(Collection entries)
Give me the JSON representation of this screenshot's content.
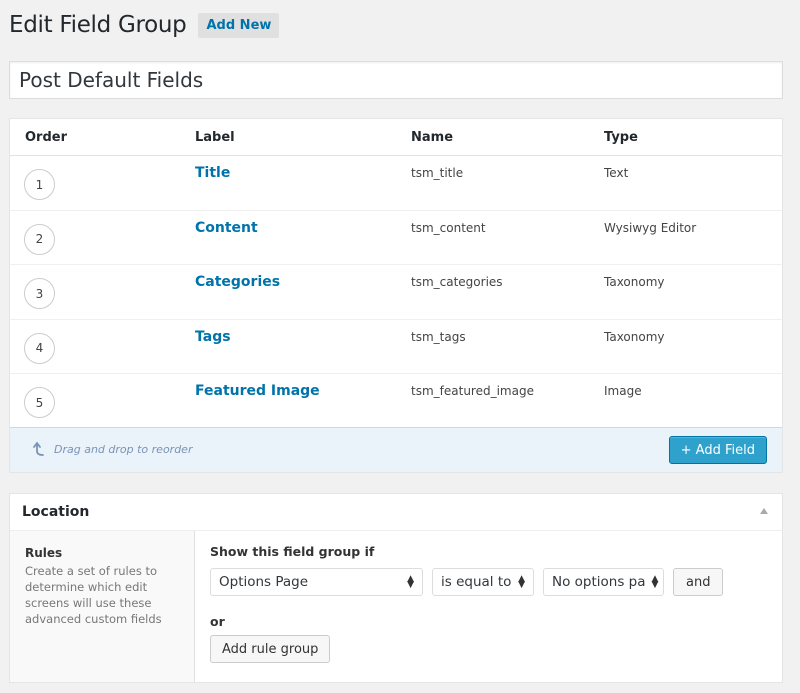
{
  "header": {
    "title": "Edit Field Group",
    "add_new_label": "Add New"
  },
  "group_title": "Post Default Fields",
  "fields_table": {
    "columns": [
      "Order",
      "Label",
      "Name",
      "Type"
    ],
    "rows": [
      {
        "order": "1",
        "label": "Title",
        "name": "tsm_title",
        "type": "Text"
      },
      {
        "order": "2",
        "label": "Content",
        "name": "tsm_content",
        "type": "Wysiwyg Editor"
      },
      {
        "order": "3",
        "label": "Categories",
        "name": "tsm_categories",
        "type": "Taxonomy"
      },
      {
        "order": "4",
        "label": "Tags",
        "name": "tsm_tags",
        "type": "Taxonomy"
      },
      {
        "order": "5",
        "label": "Featured Image",
        "name": "tsm_featured_image",
        "type": "Image"
      }
    ],
    "drag_hint": "Drag and drop to reorder",
    "add_field_label": "+ Add Field"
  },
  "location": {
    "title": "Location",
    "rules_title": "Rules",
    "rules_desc": "Create a set of rules to determine which edit screens will use these advanced custom fields",
    "show_if_label": "Show this field group if",
    "rule": {
      "param": "Options Page",
      "operator": "is equal to",
      "value": "No options pa"
    },
    "and_label": "and",
    "or_label": "or",
    "add_rule_group_label": "Add rule group"
  },
  "colors": {
    "accent": "#0073aa",
    "button_primary": "#2ea2cc",
    "footer_bg": "#eaf2fa"
  }
}
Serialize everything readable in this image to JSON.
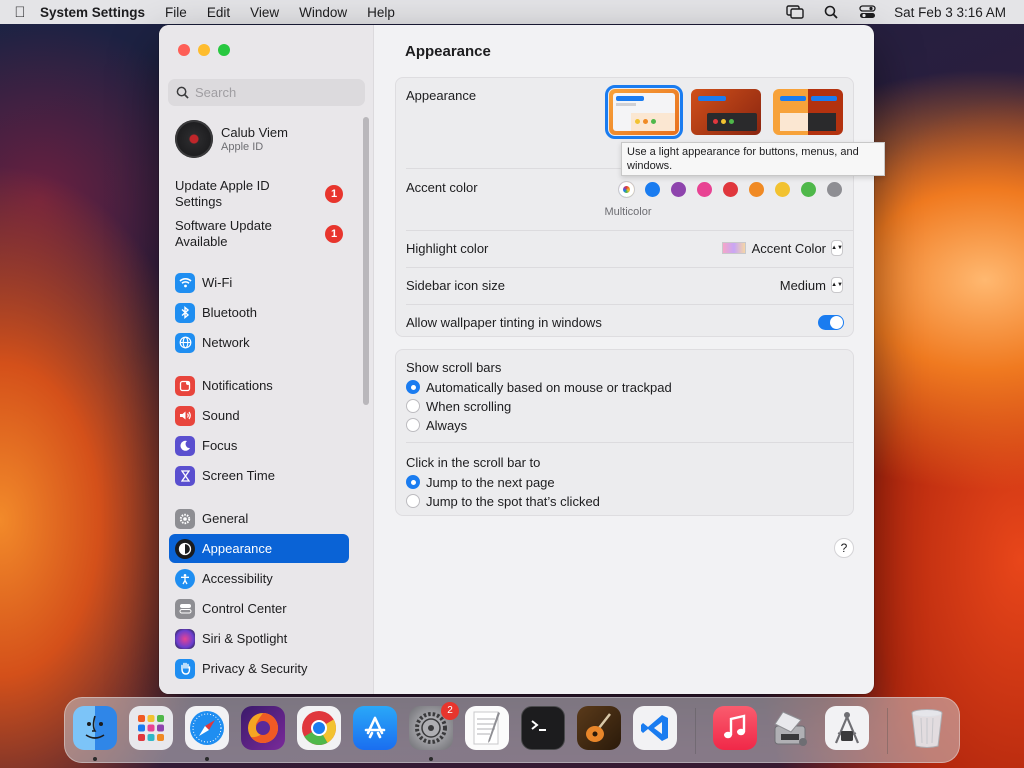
{
  "menubar": {
    "apple_icon": "apple-logo-icon",
    "app_name": "System Settings",
    "menus": [
      "File",
      "Edit",
      "View",
      "Window",
      "Help"
    ],
    "clock": "Sat Feb 3  3:16 AM"
  },
  "sidebar": {
    "search_placeholder": "Search",
    "account": {
      "name": "Calub Viem",
      "subtitle": "Apple ID"
    },
    "notices": [
      {
        "label": "Update Apple ID Settings",
        "badge": "1"
      },
      {
        "label": "Software Update Available",
        "badge": "1"
      }
    ],
    "items": [
      {
        "label": "Wi-Fi",
        "icon": "wifi-icon",
        "color": "#1f8ef1"
      },
      {
        "label": "Bluetooth",
        "icon": "bluetooth-icon",
        "color": "#1f8ef1"
      },
      {
        "label": "Network",
        "icon": "globe-icon",
        "color": "#1f8ef1"
      },
      {
        "label": "Notifications",
        "icon": "bell-icon",
        "color": "#e8453c"
      },
      {
        "label": "Sound",
        "icon": "speaker-icon",
        "color": "#e8453c"
      },
      {
        "label": "Focus",
        "icon": "moon-icon",
        "color": "#5a4fcf"
      },
      {
        "label": "Screen Time",
        "icon": "hourglass-icon",
        "color": "#5a4fcf"
      },
      {
        "label": "General",
        "icon": "gear-icon",
        "color": "#8e8e93"
      },
      {
        "label": "Appearance",
        "icon": "appearance-icon",
        "color": "#1c1c1e",
        "active": true
      },
      {
        "label": "Accessibility",
        "icon": "accessibility-icon",
        "color": "#1f8ef1"
      },
      {
        "label": "Control Center",
        "icon": "toggles-icon",
        "color": "#8e8e93"
      },
      {
        "label": "Siri & Spotlight",
        "icon": "siri-icon",
        "color": "#6a3fcf"
      },
      {
        "label": "Privacy & Security",
        "icon": "hand-icon",
        "color": "#1f8ef1"
      }
    ]
  },
  "content": {
    "title": "Appearance",
    "appearance_label": "Appearance",
    "tooltip": "Use a light appearance for buttons, menus, and windows.",
    "accent_label": "Accent color",
    "accent_selected_name": "Multicolor",
    "accent_colors": [
      "multicolor",
      "#1a7cf0",
      "#8e44ad",
      "#e84393",
      "#e0373d",
      "#f08a24",
      "#f2c230",
      "#4fb84a",
      "#8e8e93"
    ],
    "highlight_label": "Highlight color",
    "highlight_value": "Accent Color",
    "icon_size_label": "Sidebar icon size",
    "icon_size_value": "Medium",
    "tinting_label": "Allow wallpaper tinting in windows",
    "tinting_on": true,
    "scroll_label": "Show scroll bars",
    "scroll_options": [
      "Automatically based on mouse or trackpad",
      "When scrolling",
      "Always"
    ],
    "click_label": "Click in the scroll bar to",
    "click_options": [
      "Jump to the next page",
      "Jump to the spot that’s clicked"
    ],
    "help": "?"
  },
  "dock": {
    "apps": [
      {
        "name": "Finder",
        "icon": "finder-icon",
        "color": "#3b8ff0"
      },
      {
        "name": "Launchpad",
        "icon": "launchpad-icon",
        "color": "#e5e5ea"
      },
      {
        "name": "Safari",
        "icon": "safari-icon",
        "color": "#1f8ef1"
      },
      {
        "name": "Firefox",
        "icon": "firefox-icon",
        "color": "#f05a24"
      },
      {
        "name": "Chrome",
        "icon": "chrome-icon",
        "color": "#f2f2f2"
      },
      {
        "name": "App Store",
        "icon": "app-store-icon",
        "color": "#1f8ef1"
      },
      {
        "name": "System Settings",
        "icon": "gear-icon",
        "color": "#8e8e93",
        "badge": "2"
      },
      {
        "name": "TextEdit",
        "icon": "notepad-icon",
        "color": "#f2f2f2"
      },
      {
        "name": "Terminal",
        "icon": "terminal-icon",
        "color": "#1c1c1e"
      },
      {
        "name": "GarageBand",
        "icon": "guitar-icon",
        "color": "#3a2a1a"
      },
      {
        "name": "Visual Studio Code",
        "icon": "vscode-icon",
        "color": "#f2f2f2"
      },
      {
        "name": "Music",
        "icon": "music-icon",
        "color": "#f5435a"
      },
      {
        "name": "Migration",
        "icon": "disk-utility-icon",
        "color": "#d8d8dc"
      },
      {
        "name": "Archive Utility",
        "icon": "compass-icon",
        "color": "#f2f2f2"
      },
      {
        "name": "Trash",
        "icon": "trash-icon",
        "color": "#e5e5ea"
      }
    ]
  }
}
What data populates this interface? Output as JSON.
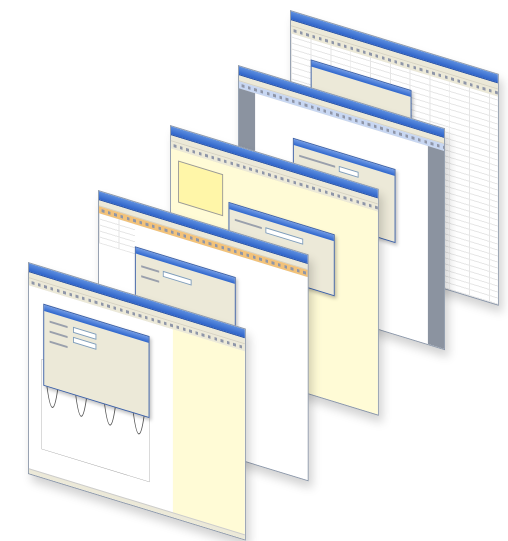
{
  "colors": {
    "titlebar": "#2d62c8",
    "chrome": "#ece9d8",
    "yellow_pane": "#fffbd6",
    "dialog_border": "#3a5fa8"
  },
  "windows": [
    {
      "name": "spreadsheet-window",
      "kind": "spreadsheet"
    },
    {
      "name": "document-window",
      "kind": "document"
    },
    {
      "name": "form-designer-window",
      "kind": "designer"
    },
    {
      "name": "table-window",
      "kind": "table"
    },
    {
      "name": "chart-window",
      "kind": "chart"
    }
  ]
}
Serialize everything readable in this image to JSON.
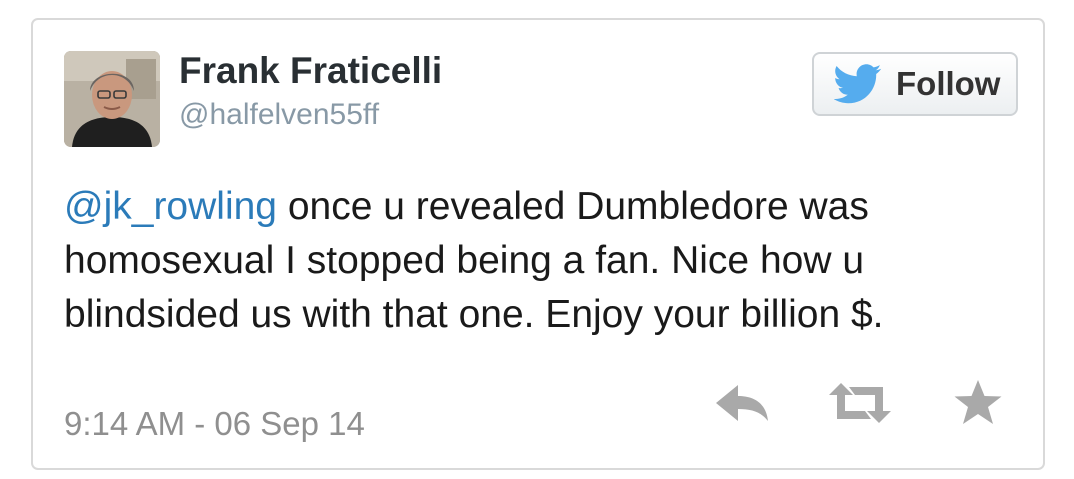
{
  "user": {
    "display_name": "Frank Fraticelli",
    "handle": "@halfelven55ff"
  },
  "follow_button": {
    "label": "Follow",
    "icon": "twitter-bird-icon"
  },
  "tweet": {
    "mention": "@jk_rowling",
    "body": " once u revealed Dumbledore was homosexual I stopped being a fan. Nice how u blindsided us with that one. Enjoy your billion $.",
    "timestamp": "9:14 AM - 06 Sep 14"
  },
  "actions": {
    "reply_icon": "reply-icon",
    "retweet_icon": "retweet-icon",
    "favorite_icon": "star-icon"
  },
  "colors": {
    "link": "#2b7bb9",
    "bird": "#55acee",
    "action_icon": "#a9a9a9",
    "meta_text": "#8f8f8f"
  }
}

- **OBJECTIVE**
From the material above, gather all lines that include the string "Settings" and copy them.

- **SOLUTION FOR THIS EXERCISE**
    "app_name": "System Settings",
        "label": "Update Apple ID Settings",
        "name": "System Settings",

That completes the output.